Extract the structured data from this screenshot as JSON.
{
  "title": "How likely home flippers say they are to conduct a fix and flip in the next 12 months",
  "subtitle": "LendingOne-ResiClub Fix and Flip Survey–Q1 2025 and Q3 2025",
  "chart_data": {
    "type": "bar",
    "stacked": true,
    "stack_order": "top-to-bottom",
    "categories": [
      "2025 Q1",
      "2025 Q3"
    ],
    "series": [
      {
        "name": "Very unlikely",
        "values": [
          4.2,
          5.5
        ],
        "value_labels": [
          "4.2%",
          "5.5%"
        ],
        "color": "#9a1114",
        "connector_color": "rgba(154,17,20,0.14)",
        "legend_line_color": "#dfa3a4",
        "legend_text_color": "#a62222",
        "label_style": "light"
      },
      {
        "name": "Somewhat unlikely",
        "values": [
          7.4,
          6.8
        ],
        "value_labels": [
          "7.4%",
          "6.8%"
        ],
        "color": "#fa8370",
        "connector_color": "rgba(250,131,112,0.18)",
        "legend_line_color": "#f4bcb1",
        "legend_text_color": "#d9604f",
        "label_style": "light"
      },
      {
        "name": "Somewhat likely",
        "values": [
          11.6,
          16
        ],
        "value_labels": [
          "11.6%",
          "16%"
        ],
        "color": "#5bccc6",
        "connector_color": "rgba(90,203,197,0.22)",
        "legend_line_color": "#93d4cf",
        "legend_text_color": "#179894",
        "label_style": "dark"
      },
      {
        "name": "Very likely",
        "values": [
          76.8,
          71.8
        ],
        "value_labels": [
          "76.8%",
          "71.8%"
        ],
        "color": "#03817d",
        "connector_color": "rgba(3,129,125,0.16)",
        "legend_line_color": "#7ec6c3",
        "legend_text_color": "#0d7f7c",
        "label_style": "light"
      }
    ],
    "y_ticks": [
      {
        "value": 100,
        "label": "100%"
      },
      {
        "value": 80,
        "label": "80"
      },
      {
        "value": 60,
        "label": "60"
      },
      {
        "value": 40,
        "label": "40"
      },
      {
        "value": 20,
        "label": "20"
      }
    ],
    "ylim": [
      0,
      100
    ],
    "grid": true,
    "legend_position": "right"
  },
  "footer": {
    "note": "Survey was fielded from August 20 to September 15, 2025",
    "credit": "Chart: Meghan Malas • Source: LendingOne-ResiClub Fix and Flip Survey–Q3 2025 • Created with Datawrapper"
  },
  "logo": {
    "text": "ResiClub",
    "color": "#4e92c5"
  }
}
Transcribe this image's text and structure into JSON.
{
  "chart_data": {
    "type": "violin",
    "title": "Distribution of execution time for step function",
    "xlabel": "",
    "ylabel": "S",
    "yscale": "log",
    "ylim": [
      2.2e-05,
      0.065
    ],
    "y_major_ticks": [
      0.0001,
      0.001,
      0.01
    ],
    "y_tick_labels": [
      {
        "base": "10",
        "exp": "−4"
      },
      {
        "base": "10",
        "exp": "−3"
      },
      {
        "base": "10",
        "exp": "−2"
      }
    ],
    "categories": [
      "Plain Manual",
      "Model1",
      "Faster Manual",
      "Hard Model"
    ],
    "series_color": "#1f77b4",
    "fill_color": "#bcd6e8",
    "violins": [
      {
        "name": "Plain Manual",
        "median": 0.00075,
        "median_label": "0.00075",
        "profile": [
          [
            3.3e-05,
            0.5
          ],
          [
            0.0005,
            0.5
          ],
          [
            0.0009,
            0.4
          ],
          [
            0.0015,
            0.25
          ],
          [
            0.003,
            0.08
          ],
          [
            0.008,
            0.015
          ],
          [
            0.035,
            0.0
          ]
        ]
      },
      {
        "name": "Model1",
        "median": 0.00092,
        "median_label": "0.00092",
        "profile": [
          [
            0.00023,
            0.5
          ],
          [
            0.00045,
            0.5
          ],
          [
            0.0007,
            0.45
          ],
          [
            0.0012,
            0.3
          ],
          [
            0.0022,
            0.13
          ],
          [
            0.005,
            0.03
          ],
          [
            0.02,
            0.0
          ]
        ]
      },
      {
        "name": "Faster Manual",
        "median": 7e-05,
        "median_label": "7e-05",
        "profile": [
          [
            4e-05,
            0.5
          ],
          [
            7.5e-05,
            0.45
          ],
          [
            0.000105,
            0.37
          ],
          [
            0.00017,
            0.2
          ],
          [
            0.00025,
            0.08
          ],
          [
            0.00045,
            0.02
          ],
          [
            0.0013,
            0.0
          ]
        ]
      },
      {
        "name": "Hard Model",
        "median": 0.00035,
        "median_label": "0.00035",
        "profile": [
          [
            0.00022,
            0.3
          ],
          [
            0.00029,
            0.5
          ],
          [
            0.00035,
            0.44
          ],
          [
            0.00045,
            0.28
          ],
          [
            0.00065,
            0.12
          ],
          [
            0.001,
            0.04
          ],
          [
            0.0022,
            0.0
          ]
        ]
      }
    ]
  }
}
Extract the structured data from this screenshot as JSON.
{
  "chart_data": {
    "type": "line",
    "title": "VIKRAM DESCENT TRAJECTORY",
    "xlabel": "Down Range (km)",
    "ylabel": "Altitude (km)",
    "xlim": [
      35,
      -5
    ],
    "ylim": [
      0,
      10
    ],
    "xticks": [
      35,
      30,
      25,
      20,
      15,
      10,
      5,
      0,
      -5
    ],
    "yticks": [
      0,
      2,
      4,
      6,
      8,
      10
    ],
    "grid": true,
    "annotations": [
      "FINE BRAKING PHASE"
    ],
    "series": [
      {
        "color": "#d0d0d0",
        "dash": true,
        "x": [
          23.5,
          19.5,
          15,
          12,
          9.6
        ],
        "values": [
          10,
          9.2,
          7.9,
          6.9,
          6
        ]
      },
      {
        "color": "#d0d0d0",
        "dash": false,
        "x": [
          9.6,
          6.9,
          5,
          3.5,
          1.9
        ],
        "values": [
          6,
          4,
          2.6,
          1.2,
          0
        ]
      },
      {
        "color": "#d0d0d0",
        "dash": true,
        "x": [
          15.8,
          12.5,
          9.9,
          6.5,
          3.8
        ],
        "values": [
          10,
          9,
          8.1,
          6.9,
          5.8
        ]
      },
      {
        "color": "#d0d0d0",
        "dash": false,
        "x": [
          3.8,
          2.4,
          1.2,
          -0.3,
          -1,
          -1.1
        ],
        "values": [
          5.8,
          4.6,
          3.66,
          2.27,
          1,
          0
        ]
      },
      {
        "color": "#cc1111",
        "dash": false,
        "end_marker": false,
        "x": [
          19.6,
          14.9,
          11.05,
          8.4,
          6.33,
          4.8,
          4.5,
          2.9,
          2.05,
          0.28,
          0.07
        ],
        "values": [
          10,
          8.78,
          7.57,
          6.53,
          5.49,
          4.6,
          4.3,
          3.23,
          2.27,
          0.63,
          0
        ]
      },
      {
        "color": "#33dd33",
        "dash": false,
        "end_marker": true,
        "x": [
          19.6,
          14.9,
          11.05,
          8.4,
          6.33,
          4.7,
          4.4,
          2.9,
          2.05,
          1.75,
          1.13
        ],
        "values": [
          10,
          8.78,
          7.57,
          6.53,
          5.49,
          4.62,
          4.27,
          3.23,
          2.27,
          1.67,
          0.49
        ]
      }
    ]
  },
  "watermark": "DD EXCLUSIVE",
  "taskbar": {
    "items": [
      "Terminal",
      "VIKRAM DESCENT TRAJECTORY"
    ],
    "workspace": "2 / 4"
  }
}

┄┄┄┄┄┄┄┄┄┄┄┄┄┄┄┄┄┄┄┄

▶ WORK TO DO
Return every line above that contains the word "ResiClub".

▶ SOLUTION TO THIS TASK
  "subtitle": "LendingOne-ResiClub Fix and Flip Survey–Q1 2025 and Q3 2025",
    "credit": "Chart: Meghan Malas • Source: LendingOne-ResiClub Fix and Flip Survey–Q3 2025 • Created with Datawrapper"
    "text": "ResiClub",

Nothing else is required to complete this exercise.